DIRECTIONS >>
Each of the entries should be retyped precisely as it appears.

MATERIAL TO PROCESS >>
——————————

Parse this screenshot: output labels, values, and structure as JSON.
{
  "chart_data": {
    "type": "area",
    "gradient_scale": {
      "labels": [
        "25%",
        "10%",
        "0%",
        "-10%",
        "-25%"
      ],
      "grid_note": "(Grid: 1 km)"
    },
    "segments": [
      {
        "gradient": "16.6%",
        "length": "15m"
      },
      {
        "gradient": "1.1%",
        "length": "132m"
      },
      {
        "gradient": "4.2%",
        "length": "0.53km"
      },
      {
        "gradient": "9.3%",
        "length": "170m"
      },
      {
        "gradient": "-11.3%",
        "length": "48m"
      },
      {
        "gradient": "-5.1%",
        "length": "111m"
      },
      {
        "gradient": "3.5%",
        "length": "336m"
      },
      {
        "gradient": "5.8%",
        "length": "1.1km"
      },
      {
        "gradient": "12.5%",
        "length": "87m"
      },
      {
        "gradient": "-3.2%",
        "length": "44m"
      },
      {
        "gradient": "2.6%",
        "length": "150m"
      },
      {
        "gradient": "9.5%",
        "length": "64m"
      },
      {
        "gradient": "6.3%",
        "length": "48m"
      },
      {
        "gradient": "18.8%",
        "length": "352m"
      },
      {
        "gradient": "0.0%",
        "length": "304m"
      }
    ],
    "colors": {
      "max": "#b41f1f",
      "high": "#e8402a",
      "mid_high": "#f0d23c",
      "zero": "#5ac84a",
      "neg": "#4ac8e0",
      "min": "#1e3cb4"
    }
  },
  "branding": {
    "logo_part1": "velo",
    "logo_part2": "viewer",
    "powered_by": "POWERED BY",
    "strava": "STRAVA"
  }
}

——————————

OUTPUT >>
Parse this screenshot: output labels, values, and structure as JSON.
{
  "chart_data": {
    "type": "area",
    "gradient_scale": {
      "labels": [
        "25%",
        "10%",
        "0%",
        "-10%",
        "-25%"
      ],
      "grid_note": "(Grid: 1 km)"
    },
    "segments": [
      {
        "gradient": "16.6%",
        "length": "15m"
      },
      {
        "gradient": "1.1%",
        "length": "132m"
      },
      {
        "gradient": "4.2%",
        "length": "0.53km"
      },
      {
        "gradient": "9.3%",
        "length": "170m"
      },
      {
        "gradient": "-11.3%",
        "length": "48m"
      },
      {
        "gradient": "-5.1%",
        "length": "111m"
      },
      {
        "gradient": "3.5%",
        "length": "336m"
      },
      {
        "gradient": "5.8%",
        "length": "1.1km"
      },
      {
        "gradient": "12.5%",
        "length": "87m"
      },
      {
        "gradient": "-3.2%",
        "length": "44m"
      },
      {
        "gradient": "2.6%",
        "length": "150m"
      },
      {
        "gradient": "9.5%",
        "length": "64m"
      },
      {
        "gradient": "6.3%",
        "length": "48m"
      },
      {
        "gradient": "18.8%",
        "length": "352m"
      },
      {
        "gradient": "0.0%",
        "length": "304m"
      }
    ],
    "colors": {
      "max": "#b41f1f",
      "high": "#e8402a",
      "mid_high": "#f0d23c",
      "zero": "#5ac84a",
      "neg": "#4ac8e0",
      "min": "#1e3cb4"
    }
  },
  "branding": {
    "logo_part1": "velo",
    "logo_part2": "viewer",
    "powered_by": "POWERED BY",
    "strava": "STRAVA"
  }
}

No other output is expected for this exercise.